→ What is expected
Extract the listing below in full, unchanged.

→ Record list
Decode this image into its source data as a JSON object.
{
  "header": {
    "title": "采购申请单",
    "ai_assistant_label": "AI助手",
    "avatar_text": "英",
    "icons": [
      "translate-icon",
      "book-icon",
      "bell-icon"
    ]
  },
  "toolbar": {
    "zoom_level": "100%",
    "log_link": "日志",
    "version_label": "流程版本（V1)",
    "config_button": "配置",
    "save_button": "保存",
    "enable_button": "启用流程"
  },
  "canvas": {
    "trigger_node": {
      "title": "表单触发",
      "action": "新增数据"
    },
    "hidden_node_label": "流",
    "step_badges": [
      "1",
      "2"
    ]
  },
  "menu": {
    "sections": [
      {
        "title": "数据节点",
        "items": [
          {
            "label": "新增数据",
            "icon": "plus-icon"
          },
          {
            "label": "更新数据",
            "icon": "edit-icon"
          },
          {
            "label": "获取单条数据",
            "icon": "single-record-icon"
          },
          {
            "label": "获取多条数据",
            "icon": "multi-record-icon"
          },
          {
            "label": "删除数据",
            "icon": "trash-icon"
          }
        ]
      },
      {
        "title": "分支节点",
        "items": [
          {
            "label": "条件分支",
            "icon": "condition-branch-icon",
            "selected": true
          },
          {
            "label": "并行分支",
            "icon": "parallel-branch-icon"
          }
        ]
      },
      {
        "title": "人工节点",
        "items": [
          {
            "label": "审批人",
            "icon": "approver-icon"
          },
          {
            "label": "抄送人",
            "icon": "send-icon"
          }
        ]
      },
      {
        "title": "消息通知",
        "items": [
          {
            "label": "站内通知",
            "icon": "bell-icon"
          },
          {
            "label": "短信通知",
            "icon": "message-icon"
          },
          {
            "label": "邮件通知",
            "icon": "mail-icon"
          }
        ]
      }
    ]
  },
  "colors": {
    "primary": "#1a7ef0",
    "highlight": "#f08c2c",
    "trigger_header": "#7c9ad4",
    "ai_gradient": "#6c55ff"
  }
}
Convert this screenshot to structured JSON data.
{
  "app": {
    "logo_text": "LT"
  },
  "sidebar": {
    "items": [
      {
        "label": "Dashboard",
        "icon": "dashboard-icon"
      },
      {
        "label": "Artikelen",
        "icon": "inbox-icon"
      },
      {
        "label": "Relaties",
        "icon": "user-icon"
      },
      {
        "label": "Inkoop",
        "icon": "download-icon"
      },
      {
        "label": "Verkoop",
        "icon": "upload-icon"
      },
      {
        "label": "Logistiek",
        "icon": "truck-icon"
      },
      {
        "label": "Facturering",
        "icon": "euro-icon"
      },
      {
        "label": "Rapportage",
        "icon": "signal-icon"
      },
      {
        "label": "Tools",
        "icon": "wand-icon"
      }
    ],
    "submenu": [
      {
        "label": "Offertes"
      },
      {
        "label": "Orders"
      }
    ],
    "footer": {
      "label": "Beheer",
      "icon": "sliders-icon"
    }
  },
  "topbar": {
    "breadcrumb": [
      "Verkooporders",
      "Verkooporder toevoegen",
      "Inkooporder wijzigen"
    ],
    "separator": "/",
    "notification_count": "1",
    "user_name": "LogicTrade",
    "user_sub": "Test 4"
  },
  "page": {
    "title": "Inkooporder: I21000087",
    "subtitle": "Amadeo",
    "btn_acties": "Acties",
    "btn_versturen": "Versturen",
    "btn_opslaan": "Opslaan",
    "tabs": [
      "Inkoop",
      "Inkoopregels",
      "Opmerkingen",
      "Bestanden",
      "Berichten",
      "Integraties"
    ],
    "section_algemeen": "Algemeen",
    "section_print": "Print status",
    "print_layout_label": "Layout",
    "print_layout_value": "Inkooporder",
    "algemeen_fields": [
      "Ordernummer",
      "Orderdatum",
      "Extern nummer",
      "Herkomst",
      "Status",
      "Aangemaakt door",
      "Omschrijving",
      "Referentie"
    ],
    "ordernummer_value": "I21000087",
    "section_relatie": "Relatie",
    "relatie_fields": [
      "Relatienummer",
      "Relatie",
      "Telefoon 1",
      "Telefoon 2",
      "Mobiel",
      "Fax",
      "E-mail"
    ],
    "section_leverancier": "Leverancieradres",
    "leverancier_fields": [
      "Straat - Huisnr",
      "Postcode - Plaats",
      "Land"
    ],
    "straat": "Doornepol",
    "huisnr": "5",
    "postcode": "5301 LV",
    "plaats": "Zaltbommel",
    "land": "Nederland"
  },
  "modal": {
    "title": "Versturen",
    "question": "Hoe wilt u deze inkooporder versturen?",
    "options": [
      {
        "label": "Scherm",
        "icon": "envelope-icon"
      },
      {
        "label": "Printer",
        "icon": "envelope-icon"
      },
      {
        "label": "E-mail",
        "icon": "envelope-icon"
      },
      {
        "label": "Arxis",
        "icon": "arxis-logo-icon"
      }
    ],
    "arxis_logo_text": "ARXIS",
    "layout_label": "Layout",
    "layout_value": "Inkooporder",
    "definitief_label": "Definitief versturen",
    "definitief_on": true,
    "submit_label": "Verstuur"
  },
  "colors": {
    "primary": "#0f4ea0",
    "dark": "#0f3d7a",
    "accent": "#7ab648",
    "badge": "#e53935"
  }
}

→ Output of the task
Decode this image into its source data as a JSON object.
{
  "header": {
    "title": "采购申请单",
    "ai_assistant_label": "AI助手",
    "avatar_text": "英",
    "icons": [
      "translate-icon",
      "book-icon",
      "bell-icon"
    ]
  },
  "toolbar": {
    "zoom_level": "100%",
    "log_link": "日志",
    "version_label": "流程版本（V1)",
    "config_button": "配置",
    "save_button": "保存",
    "enable_button": "启用流程"
  },
  "canvas": {
    "trigger_node": {
      "title": "表单触发",
      "action": "新增数据"
    },
    "hidden_node_label": "流",
    "step_badges": [
      "1",
      "2"
    ]
  },
  "menu": {
    "sections": [
      {
        "title": "数据节点",
        "items": [
          {
            "label": "新增数据",
            "icon": "plus-icon"
          },
          {
            "label": "更新数据",
            "icon": "edit-icon"
          },
          {
            "label": "获取单条数据",
            "icon": "single-record-icon"
          },
          {
            "label": "获取多条数据",
            "icon": "multi-record-icon"
          },
          {
            "label": "删除数据",
            "icon": "trash-icon"
          }
        ]
      },
      {
        "title": "分支节点",
        "items": [
          {
            "label": "条件分支",
            "icon": "condition-branch-icon",
            "selected": true
          },
          {
            "label": "并行分支",
            "icon": "parallel-branch-icon"
          }
        ]
      },
      {
        "title": "人工节点",
        "items": [
          {
            "label": "审批人",
            "icon": "approver-icon"
          },
          {
            "label": "抄送人",
            "icon": "send-icon"
          }
        ]
      },
      {
        "title": "消息通知",
        "items": [
          {
            "label": "站内通知",
            "icon": "bell-icon"
          },
          {
            "label": "短信通知",
            "icon": "message-icon"
          },
          {
            "label": "邮件通知",
            "icon": "mail-icon"
          }
        ]
      }
    ]
  },
  "colors": {
    "primary": "#1a7ef0",
    "highlight": "#f08c2c",
    "trigger_header": "#7c9ad4",
    "ai_gradient": "#6c55ff"
  }
}
Convert this screenshot to structured JSON data.
{
  "app": {
    "logo_text": "LT"
  },
  "sidebar": {
    "items": [
      {
        "label": "Dashboard",
        "icon": "dashboard-icon"
      },
      {
        "label": "Artikelen",
        "icon": "inbox-icon"
      },
      {
        "label": "Relaties",
        "icon": "user-icon"
      },
      {
        "label": "Inkoop",
        "icon": "download-icon"
      },
      {
        "label": "Verkoop",
        "icon": "upload-icon"
      },
      {
        "label": "Logistiek",
        "icon": "truck-icon"
      },
      {
        "label": "Facturering",
        "icon": "euro-icon"
      },
      {
        "label": "Rapportage",
        "icon": "signal-icon"
      },
      {
        "label": "Tools",
        "icon": "wand-icon"
      }
    ],
    "submenu": [
      {
        "label": "Offertes"
      },
      {
        "label": "Orders"
      }
    ],
    "footer": {
      "label": "Beheer",
      "icon": "sliders-icon"
    }
  },
  "topbar": {
    "breadcrumb": [
      "Verkooporders",
      "Verkooporder toevoegen",
      "Inkooporder wijzigen"
    ],
    "separator": "/",
    "notification_count": "1",
    "user_name": "LogicTrade",
    "user_sub": "Test 4"
  },
  "page": {
    "title": "Inkooporder: I21000087",
    "subtitle": "Amadeo",
    "btn_acties": "Acties",
    "btn_versturen": "Versturen",
    "btn_opslaan": "Opslaan",
    "tabs": [
      "Inkoop",
      "Inkoopregels",
      "Opmerkingen",
      "Bestanden",
      "Berichten",
      "Integraties"
    ],
    "section_algemeen": "Algemeen",
    "section_print": "Print status",
    "print_layout_label": "Layout",
    "print_layout_value": "Inkooporder",
    "algemeen_fields": [
      "Ordernummer",
      "Orderdatum",
      "Extern nummer",
      "Herkomst",
      "Status",
      "Aangemaakt door",
      "Omschrijving",
      "Referentie"
    ],
    "ordernummer_value": "I21000087",
    "section_relatie": "Relatie",
    "relatie_fields": [
      "Relatienummer",
      "Relatie",
      "Telefoon 1",
      "Telefoon 2",
      "Mobiel",
      "Fax",
      "E-mail"
    ],
    "section_leverancier": "Leverancieradres",
    "leverancier_fields": [
      "Straat - Huisnr",
      "Postcode - Plaats",
      "Land"
    ],
    "straat": "Doornepol",
    "huisnr": "5",
    "postcode": "5301 LV",
    "plaats": "Zaltbommel",
    "land": "Nederland"
  },
  "modal": {
    "title": "Versturen",
    "question": "Hoe wilt u deze inkooporder versturen?",
    "options": [
      {
        "label": "Scherm",
        "icon": "envelope-icon"
      },
      {
        "label": "Printer",
        "icon": "envelope-icon"
      },
      {
        "label": "E-mail",
        "icon": "envelope-icon"
      },
      {
        "label": "Arxis",
        "icon": "arxis-logo-icon"
      }
    ],
    "arxis_logo_text": "ARXIS",
    "layout_label": "Layout",
    "layout_value": "Inkooporder",
    "definitief_label": "Definitief versturen",
    "definitief_on": true,
    "submit_label": "Verstuur"
  },
  "colors": {
    "primary": "#0f4ea0",
    "dark": "#0f3d7a",
    "accent": "#7ab648",
    "badge": "#e53935"
  }
}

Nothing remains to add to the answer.